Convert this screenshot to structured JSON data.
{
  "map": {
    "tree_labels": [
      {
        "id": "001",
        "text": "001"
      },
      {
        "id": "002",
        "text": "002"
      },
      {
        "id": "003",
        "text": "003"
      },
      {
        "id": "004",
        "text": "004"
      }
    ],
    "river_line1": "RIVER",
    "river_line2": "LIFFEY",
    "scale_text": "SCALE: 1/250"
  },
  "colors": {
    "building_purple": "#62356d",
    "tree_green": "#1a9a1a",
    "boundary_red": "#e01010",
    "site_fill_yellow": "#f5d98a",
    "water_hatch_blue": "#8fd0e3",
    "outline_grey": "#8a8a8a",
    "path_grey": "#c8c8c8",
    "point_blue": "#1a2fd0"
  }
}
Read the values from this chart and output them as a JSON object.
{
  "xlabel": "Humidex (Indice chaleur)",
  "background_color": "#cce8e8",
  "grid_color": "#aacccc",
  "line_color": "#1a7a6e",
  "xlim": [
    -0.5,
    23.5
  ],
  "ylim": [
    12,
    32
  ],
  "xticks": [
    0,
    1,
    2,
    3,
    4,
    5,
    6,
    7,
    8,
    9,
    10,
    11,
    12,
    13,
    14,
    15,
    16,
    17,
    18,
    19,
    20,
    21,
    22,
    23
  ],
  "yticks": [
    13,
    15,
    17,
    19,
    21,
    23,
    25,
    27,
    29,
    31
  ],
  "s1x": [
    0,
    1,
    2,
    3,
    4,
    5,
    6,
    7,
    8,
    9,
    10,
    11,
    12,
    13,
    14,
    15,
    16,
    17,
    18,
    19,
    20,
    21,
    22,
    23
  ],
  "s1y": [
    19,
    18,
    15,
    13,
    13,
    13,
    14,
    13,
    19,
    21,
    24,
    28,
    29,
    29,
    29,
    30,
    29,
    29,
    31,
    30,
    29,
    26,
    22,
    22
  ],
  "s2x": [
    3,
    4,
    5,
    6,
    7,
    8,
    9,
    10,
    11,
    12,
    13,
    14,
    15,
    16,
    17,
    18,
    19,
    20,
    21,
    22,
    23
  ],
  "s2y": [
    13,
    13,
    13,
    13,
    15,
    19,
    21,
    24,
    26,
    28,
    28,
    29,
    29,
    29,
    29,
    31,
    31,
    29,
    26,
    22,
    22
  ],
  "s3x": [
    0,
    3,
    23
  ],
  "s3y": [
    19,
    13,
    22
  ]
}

■ ■ ■

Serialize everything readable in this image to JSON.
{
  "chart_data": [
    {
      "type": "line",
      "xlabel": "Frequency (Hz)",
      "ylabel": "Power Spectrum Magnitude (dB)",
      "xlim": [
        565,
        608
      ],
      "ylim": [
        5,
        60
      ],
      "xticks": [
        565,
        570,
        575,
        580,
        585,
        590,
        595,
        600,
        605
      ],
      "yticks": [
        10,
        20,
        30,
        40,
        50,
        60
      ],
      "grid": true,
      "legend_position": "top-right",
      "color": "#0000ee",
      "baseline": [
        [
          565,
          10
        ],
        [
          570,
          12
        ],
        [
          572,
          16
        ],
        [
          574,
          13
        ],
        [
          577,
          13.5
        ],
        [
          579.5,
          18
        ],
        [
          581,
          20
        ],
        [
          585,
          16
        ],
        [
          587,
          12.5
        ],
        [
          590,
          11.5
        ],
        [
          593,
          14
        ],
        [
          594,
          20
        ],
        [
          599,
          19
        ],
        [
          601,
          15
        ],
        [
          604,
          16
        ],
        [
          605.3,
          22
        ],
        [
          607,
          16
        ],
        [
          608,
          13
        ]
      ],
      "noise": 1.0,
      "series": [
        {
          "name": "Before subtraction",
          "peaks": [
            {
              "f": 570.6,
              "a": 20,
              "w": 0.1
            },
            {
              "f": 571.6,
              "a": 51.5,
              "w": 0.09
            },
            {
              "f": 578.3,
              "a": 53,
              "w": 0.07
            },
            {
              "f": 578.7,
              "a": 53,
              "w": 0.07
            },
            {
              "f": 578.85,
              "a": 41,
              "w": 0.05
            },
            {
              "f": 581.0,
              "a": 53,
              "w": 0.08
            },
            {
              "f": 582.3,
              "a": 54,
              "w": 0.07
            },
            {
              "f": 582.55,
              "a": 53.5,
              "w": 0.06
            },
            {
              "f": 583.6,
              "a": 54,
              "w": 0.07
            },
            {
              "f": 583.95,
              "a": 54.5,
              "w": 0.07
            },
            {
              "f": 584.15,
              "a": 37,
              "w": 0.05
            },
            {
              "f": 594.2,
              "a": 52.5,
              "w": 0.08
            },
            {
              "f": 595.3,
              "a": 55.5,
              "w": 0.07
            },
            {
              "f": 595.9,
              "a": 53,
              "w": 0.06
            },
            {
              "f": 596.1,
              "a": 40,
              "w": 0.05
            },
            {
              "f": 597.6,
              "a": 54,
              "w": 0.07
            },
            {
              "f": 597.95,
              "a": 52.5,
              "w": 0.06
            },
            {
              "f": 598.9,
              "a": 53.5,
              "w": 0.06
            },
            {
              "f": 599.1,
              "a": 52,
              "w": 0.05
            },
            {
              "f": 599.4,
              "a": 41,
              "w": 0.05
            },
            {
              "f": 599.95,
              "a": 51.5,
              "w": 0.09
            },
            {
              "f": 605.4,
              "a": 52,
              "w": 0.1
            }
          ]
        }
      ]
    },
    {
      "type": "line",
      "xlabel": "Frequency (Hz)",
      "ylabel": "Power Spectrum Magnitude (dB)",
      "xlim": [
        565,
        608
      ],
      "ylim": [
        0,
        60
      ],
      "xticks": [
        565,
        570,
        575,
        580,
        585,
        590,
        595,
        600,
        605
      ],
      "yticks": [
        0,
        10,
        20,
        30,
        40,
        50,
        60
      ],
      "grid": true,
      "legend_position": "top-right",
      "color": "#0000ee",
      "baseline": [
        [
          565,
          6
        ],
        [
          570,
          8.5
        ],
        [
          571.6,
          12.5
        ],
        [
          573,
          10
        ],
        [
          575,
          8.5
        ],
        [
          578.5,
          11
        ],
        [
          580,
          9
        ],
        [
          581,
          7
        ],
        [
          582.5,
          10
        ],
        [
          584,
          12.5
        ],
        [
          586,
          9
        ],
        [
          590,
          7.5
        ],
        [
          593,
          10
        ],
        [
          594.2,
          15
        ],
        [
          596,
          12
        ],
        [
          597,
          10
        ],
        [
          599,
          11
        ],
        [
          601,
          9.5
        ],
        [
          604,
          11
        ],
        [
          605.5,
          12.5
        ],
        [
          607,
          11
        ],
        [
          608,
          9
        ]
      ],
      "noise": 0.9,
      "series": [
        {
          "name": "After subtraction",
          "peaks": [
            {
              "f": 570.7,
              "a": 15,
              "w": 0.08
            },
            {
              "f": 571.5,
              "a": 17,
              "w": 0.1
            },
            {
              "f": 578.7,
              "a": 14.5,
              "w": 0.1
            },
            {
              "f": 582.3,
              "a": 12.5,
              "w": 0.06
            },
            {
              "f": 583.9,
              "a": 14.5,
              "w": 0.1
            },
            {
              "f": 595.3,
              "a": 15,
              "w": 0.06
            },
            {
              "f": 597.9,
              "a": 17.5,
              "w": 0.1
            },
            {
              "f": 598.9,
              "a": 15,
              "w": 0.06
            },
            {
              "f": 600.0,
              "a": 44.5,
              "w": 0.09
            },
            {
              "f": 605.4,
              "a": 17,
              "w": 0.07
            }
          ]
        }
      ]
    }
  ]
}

■ ■ ■

- _GIVEN EXERCISE_: Only the number is wanted: how many lines in the preceding entries hold the string "this"?

- _SOLUTION TO THE PROBLEM_: 3